## [TASK REQUIREMENTS]
Your task is to write out exactly the lines from the line containing "Transcribe the text in this document." through the end of the records, inclusive at both ends.

## [DATA SHOWN]
____________________
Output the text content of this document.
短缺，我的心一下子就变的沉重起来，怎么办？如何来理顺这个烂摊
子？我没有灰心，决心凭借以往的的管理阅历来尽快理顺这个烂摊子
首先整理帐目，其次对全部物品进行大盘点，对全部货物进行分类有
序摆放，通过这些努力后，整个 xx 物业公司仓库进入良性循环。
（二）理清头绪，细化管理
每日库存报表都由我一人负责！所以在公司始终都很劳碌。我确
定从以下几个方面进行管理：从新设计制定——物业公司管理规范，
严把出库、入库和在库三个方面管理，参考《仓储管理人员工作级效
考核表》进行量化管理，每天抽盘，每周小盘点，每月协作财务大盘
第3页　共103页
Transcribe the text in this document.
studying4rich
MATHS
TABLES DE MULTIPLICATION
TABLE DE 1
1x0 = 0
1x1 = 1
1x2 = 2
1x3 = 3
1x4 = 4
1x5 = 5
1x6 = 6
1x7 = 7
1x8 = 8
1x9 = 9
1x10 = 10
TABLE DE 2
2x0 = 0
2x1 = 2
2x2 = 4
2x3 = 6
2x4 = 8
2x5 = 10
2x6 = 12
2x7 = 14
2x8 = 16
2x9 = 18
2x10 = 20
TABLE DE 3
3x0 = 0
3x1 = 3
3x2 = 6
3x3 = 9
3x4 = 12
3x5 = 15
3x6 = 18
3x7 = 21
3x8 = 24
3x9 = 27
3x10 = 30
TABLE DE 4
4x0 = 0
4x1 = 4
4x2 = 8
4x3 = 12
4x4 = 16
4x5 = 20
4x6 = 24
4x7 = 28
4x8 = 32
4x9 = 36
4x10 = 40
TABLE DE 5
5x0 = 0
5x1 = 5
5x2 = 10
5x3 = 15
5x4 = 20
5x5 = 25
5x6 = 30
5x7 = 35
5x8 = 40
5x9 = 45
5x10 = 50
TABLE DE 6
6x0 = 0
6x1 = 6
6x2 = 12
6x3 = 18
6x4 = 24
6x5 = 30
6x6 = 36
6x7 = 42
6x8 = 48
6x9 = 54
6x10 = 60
____________________
## [FULL RESPONSE]
Transcribe the text in this document.
studying4rich
MATHS
TABLES DE MULTIPLICATION
TABLE DE 1
1x0 = 0
1x1 = 1
1x2 = 2
1x3 = 3
1x4 = 4
1x5 = 5
1x6 = 6
1x7 = 7
1x8 = 8
1x9 = 9
1x10 = 10
TABLE DE 2
2x0 = 0
2x1 = 2
2x2 = 4
2x3 = 6
2x4 = 8
2x5 = 10
2x6 = 12
2x7 = 14
2x8 = 16
2x9 = 18
2x10 = 20
TABLE DE 3
3x0 = 0
3x1 = 3
3x2 = 6
3x3 = 9
3x4 = 12
3x5 = 15
3x6 = 18
3x7 = 21
3x8 = 24
3x9 = 27
3x10 = 30
TABLE DE 4
4x0 = 0
4x1 = 4
4x2 = 8
4x3 = 12
4x4 = 16
4x5 = 20
4x6 = 24
4x7 = 28
4x8 = 32
4x9 = 36
4x10 = 40
TABLE DE 5
5x0 = 0
5x1 = 5
5x2 = 10
5x3 = 15
5x4 = 20
5x5 = 25
5x6 = 30
5x7 = 35
5x8 = 40
5x9 = 45
5x10 = 50
TABLE DE 6
6x0 = 0
6x1 = 6
6x2 = 12
6x3 = 18
6x4 = 24
6x5 = 30
6x6 = 36
6x7 = 42
6x8 = 48
6x9 = 54
6x10 = 60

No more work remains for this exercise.